» The task
Print the data that follows exactly.

» Data for this exercise
##############################

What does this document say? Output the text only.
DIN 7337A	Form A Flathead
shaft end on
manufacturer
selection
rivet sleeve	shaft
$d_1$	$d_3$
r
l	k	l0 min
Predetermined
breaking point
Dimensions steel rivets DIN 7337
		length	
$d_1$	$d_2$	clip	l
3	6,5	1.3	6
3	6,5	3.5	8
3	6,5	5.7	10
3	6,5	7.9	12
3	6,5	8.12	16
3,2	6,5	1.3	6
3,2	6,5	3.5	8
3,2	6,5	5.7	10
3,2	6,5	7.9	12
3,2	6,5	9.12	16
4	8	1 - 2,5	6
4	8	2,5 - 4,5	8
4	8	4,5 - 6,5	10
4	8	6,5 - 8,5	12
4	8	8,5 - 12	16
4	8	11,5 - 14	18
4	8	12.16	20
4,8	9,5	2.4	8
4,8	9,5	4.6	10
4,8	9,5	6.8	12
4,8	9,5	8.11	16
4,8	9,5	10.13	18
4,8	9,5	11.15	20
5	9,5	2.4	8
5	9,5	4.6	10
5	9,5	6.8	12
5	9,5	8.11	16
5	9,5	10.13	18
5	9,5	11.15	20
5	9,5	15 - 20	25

##############################

» Written answer
What does this document say? Output the text only.
DIN 7337A	Form A Flathead
shaft end on
manufacturer
selection
rivet sleeve	shaft
$d_1$	$d_3$
r
l	k	l0 min
Predetermined
breaking point
Dimensions steel rivets DIN 7337
		length	
$d_1$	$d_2$	clip	l
3	6,5	1.3	6
3	6,5	3.5	8
3	6,5	5.7	10
3	6,5	7.9	12
3	6,5	8.12	16
3,2	6,5	1.3	6
3,2	6,5	3.5	8
3,2	6,5	5.7	10
3,2	6,5	7.9	12
3,2	6,5	9.12	16
4	8	1 - 2,5	6
4	8	2,5 - 4,5	8
4	8	4,5 - 6,5	10
4	8	6,5 - 8,5	12
4	8	8,5 - 12	16
4	8	11,5 - 14	18
4	8	12.16	20
4,8	9,5	2.4	8
4,8	9,5	4.6	10
4,8	9,5	6.8	12
4,8	9,5	8.11	16
4,8	9,5	10.13	18
4,8	9,5	11.15	20
5	9,5	2.4	8
5	9,5	4.6	10
5	9,5	6.8	12
5	9,5	8.11	16
5	9,5	10.13	18
5	9,5	11.15	20
5	9,5	15 - 20	25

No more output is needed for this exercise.